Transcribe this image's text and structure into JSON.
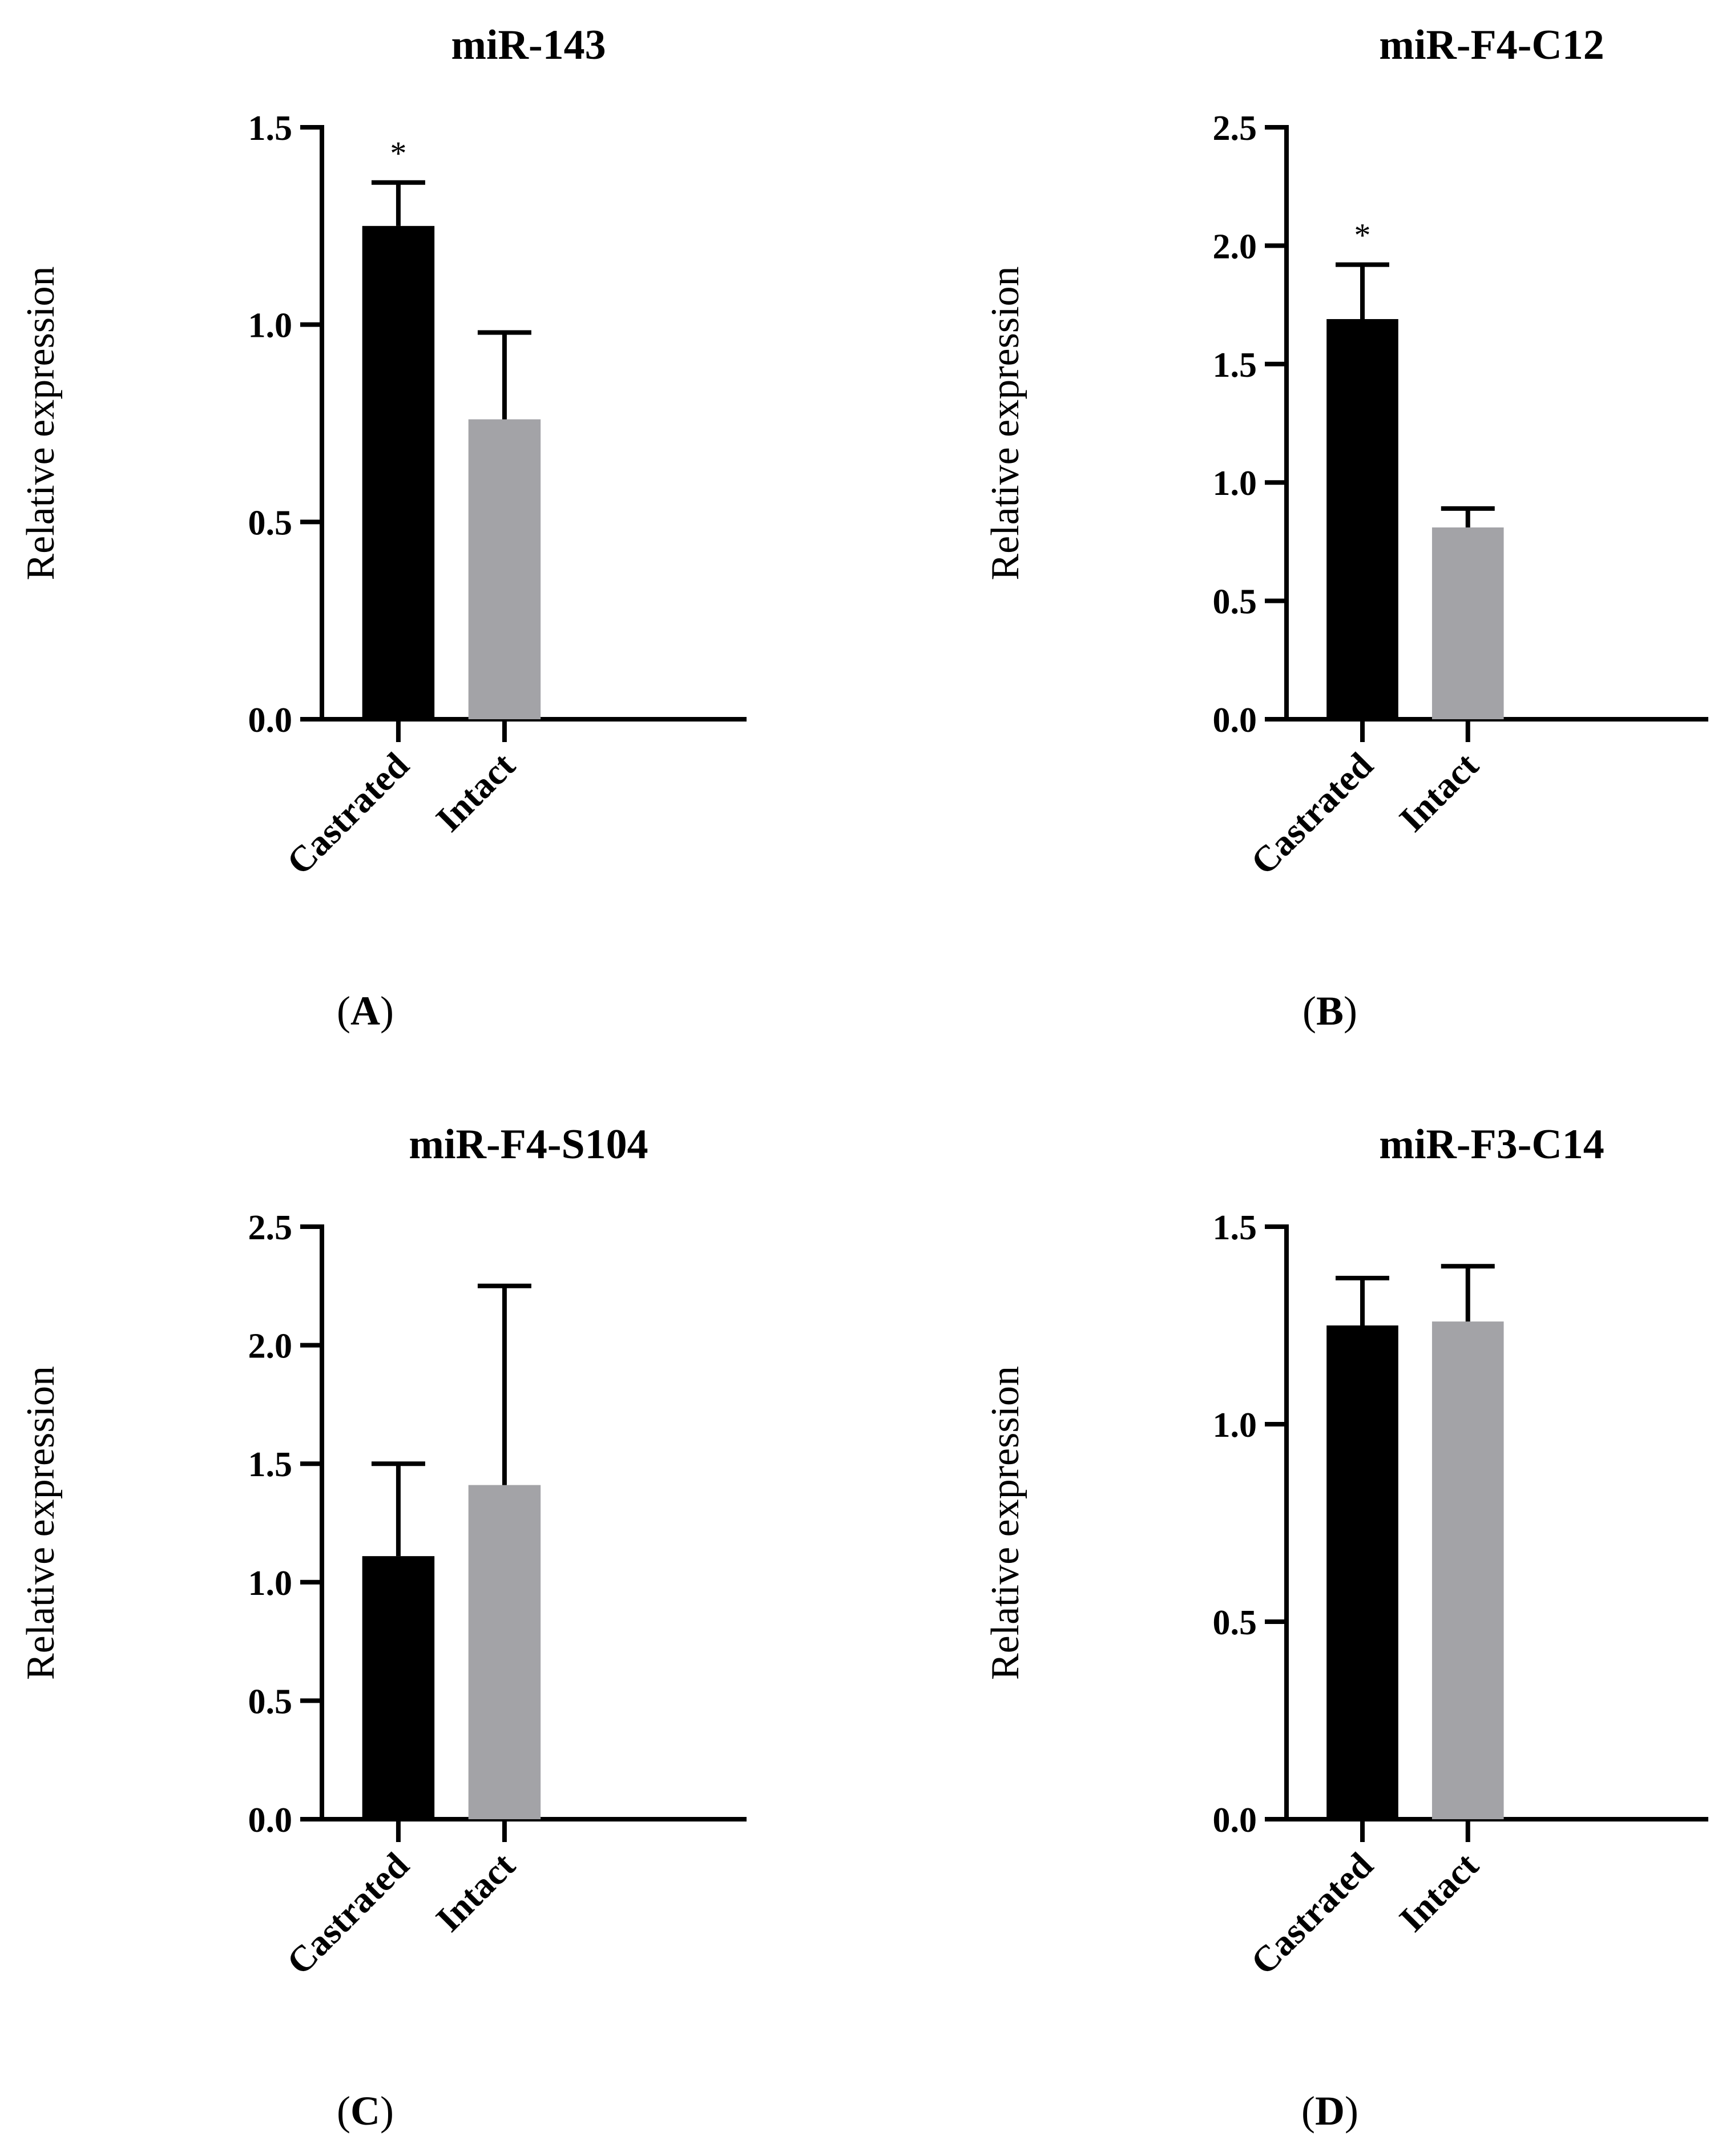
{
  "colors": {
    "castrated": "#000000",
    "intact": "#a3a3a7",
    "axis": "#000000"
  },
  "chart_data": [
    {
      "type": "bar",
      "panel": "(A)",
      "panel_letter": "A",
      "title": "miR-143",
      "ylabel": "Relative expression",
      "xlabel": "",
      "ylim": [
        0,
        1.5
      ],
      "yticks": [
        "0.0",
        "0.5",
        "1.0",
        "1.5"
      ],
      "categories": [
        "Castrated",
        "Intact"
      ],
      "values": [
        1.25,
        0.76
      ],
      "errors": [
        0.11,
        0.22
      ],
      "significance": [
        "*",
        ""
      ]
    },
    {
      "type": "bar",
      "panel": "(B)",
      "panel_letter": "B",
      "title": "miR-F4-C12",
      "ylabel": "Relative expression",
      "xlabel": "",
      "ylim": [
        0,
        2.5
      ],
      "yticks": [
        "0.0",
        "0.5",
        "1.0",
        "1.5",
        "2.0",
        "2.5"
      ],
      "categories": [
        "Castrated",
        "Intact"
      ],
      "values": [
        1.69,
        0.81
      ],
      "errors": [
        0.23,
        0.08
      ],
      "significance": [
        "*",
        ""
      ]
    },
    {
      "type": "bar",
      "panel": "(C)",
      "panel_letter": "C",
      "title": "miR-F4-S104",
      "ylabel": "Relative expression",
      "xlabel": "",
      "ylim": [
        0,
        2.5
      ],
      "yticks": [
        "0.0",
        "0.5",
        "1.0",
        "1.5",
        "2.0",
        "2.5"
      ],
      "categories": [
        "Castrated",
        "Intact"
      ],
      "values": [
        1.11,
        1.41
      ],
      "errors": [
        0.39,
        0.84
      ],
      "significance": [
        "",
        ""
      ]
    },
    {
      "type": "bar",
      "panel": "(D)",
      "panel_letter": "D",
      "title": "miR-F3-C14",
      "ylabel": "Relative expression",
      "xlabel": "",
      "ylim": [
        0,
        1.5
      ],
      "yticks": [
        "0.0",
        "0.5",
        "1.0",
        "1.5"
      ],
      "categories": [
        "Castrated",
        "Intact"
      ],
      "values": [
        1.25,
        1.26
      ],
      "errors": [
        0.12,
        0.14
      ],
      "significance": [
        "",
        ""
      ]
    }
  ]
}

*WORK REQUIRED*. Give every record again exactly, apart from the pictures, which stay out.

*FINISHED TASK*.
Transcribe this image's text and structure into JSON.
{
  "colors": {
    "castrated": "#000000",
    "intact": "#a3a3a7",
    "axis": "#000000"
  },
  "chart_data": [
    {
      "type": "bar",
      "panel": "(A)",
      "panel_letter": "A",
      "title": "miR-143",
      "ylabel": "Relative expression",
      "xlabel": "",
      "ylim": [
        0,
        1.5
      ],
      "yticks": [
        "0.0",
        "0.5",
        "1.0",
        "1.5"
      ],
      "categories": [
        "Castrated",
        "Intact"
      ],
      "values": [
        1.25,
        0.76
      ],
      "errors": [
        0.11,
        0.22
      ],
      "significance": [
        "*",
        ""
      ]
    },
    {
      "type": "bar",
      "panel": "(B)",
      "panel_letter": "B",
      "title": "miR-F4-C12",
      "ylabel": "Relative expression",
      "xlabel": "",
      "ylim": [
        0,
        2.5
      ],
      "yticks": [
        "0.0",
        "0.5",
        "1.0",
        "1.5",
        "2.0",
        "2.5"
      ],
      "categories": [
        "Castrated",
        "Intact"
      ],
      "values": [
        1.69,
        0.81
      ],
      "errors": [
        0.23,
        0.08
      ],
      "significance": [
        "*",
        ""
      ]
    },
    {
      "type": "bar",
      "panel": "(C)",
      "panel_letter": "C",
      "title": "miR-F4-S104",
      "ylabel": "Relative expression",
      "xlabel": "",
      "ylim": [
        0,
        2.5
      ],
      "yticks": [
        "0.0",
        "0.5",
        "1.0",
        "1.5",
        "2.0",
        "2.5"
      ],
      "categories": [
        "Castrated",
        "Intact"
      ],
      "values": [
        1.11,
        1.41
      ],
      "errors": [
        0.39,
        0.84
      ],
      "significance": [
        "",
        ""
      ]
    },
    {
      "type": "bar",
      "panel": "(D)",
      "panel_letter": "D",
      "title": "miR-F3-C14",
      "ylabel": "Relative expression",
      "xlabel": "",
      "ylim": [
        0,
        1.5
      ],
      "yticks": [
        "0.0",
        "0.5",
        "1.0",
        "1.5"
      ],
      "categories": [
        "Castrated",
        "Intact"
      ],
      "values": [
        1.25,
        1.26
      ],
      "errors": [
        0.12,
        0.14
      ],
      "significance": [
        "",
        ""
      ]
    }
  ]
}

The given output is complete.